◆ Exercise description ◆
Show all lines holding "Give".

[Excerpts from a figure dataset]
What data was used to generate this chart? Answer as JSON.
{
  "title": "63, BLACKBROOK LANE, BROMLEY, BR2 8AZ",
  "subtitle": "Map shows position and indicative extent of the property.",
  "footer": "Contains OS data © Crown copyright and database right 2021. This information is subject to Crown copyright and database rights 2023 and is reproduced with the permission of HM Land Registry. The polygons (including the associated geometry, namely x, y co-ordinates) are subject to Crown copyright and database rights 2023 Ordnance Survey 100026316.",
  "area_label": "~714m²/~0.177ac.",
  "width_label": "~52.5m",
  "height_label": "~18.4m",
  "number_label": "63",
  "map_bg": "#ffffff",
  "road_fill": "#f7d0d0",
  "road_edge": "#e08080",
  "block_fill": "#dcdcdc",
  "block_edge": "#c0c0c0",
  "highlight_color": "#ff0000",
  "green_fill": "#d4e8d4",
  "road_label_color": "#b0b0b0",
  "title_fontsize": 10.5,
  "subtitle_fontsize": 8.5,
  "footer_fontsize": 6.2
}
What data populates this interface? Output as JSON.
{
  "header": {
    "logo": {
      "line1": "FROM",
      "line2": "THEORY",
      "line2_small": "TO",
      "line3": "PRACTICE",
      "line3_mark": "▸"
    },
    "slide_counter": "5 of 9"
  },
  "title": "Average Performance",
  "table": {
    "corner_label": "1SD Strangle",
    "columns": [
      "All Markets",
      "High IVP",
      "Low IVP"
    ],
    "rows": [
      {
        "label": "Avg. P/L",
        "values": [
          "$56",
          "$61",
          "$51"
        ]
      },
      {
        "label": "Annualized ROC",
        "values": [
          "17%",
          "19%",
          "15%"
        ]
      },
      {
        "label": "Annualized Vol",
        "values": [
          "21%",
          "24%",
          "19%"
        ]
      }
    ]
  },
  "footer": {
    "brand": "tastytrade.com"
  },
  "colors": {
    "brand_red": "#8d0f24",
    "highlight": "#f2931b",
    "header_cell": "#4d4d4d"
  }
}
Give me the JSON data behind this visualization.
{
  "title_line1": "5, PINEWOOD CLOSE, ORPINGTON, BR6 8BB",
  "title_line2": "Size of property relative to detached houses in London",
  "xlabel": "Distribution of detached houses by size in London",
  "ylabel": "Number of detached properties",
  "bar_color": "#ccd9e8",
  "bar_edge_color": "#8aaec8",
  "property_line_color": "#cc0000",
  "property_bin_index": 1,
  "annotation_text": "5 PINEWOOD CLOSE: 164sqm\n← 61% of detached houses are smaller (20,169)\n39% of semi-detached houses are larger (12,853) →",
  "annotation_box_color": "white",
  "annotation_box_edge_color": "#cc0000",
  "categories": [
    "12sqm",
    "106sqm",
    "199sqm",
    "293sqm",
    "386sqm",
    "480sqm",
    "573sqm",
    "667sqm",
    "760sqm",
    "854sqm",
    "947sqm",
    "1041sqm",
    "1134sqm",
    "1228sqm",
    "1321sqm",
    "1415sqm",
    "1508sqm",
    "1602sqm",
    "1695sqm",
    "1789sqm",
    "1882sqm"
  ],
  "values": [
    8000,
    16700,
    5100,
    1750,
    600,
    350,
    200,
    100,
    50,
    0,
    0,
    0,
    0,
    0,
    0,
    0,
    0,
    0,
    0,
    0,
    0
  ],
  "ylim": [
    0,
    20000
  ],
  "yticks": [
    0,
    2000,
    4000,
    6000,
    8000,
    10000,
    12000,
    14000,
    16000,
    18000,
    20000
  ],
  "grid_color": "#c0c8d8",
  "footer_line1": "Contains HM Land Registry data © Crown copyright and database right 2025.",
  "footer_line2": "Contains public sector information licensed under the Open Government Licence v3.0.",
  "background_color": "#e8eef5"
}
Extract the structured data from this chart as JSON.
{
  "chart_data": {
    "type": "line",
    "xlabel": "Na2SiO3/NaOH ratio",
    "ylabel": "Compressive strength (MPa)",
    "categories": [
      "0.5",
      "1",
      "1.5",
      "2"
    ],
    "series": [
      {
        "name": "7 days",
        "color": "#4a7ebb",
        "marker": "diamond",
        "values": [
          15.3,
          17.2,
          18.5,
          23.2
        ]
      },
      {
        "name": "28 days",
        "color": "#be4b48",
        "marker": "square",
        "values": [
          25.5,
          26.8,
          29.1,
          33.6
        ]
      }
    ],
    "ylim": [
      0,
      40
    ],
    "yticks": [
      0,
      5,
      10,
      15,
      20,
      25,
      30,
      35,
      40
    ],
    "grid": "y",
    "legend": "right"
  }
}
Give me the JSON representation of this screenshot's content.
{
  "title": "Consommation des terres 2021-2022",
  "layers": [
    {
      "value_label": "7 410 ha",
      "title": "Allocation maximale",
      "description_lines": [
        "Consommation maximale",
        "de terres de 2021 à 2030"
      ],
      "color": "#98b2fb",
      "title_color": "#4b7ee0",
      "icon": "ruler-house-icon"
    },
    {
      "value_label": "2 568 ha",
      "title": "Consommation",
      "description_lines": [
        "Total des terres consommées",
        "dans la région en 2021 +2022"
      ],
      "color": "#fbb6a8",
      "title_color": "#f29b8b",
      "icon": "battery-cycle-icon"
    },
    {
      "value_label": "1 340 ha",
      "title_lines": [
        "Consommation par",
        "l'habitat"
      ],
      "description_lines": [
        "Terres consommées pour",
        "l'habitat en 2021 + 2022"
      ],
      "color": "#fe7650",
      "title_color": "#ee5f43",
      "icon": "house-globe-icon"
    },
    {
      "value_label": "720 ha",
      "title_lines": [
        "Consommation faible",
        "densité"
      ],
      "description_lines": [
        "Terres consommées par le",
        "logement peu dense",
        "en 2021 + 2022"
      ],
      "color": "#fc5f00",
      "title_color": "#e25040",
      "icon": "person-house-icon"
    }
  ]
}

◆ Correct result ◆
Give me the JSON data behind this visualization.
Give me the JSON representation of this screenshot's content.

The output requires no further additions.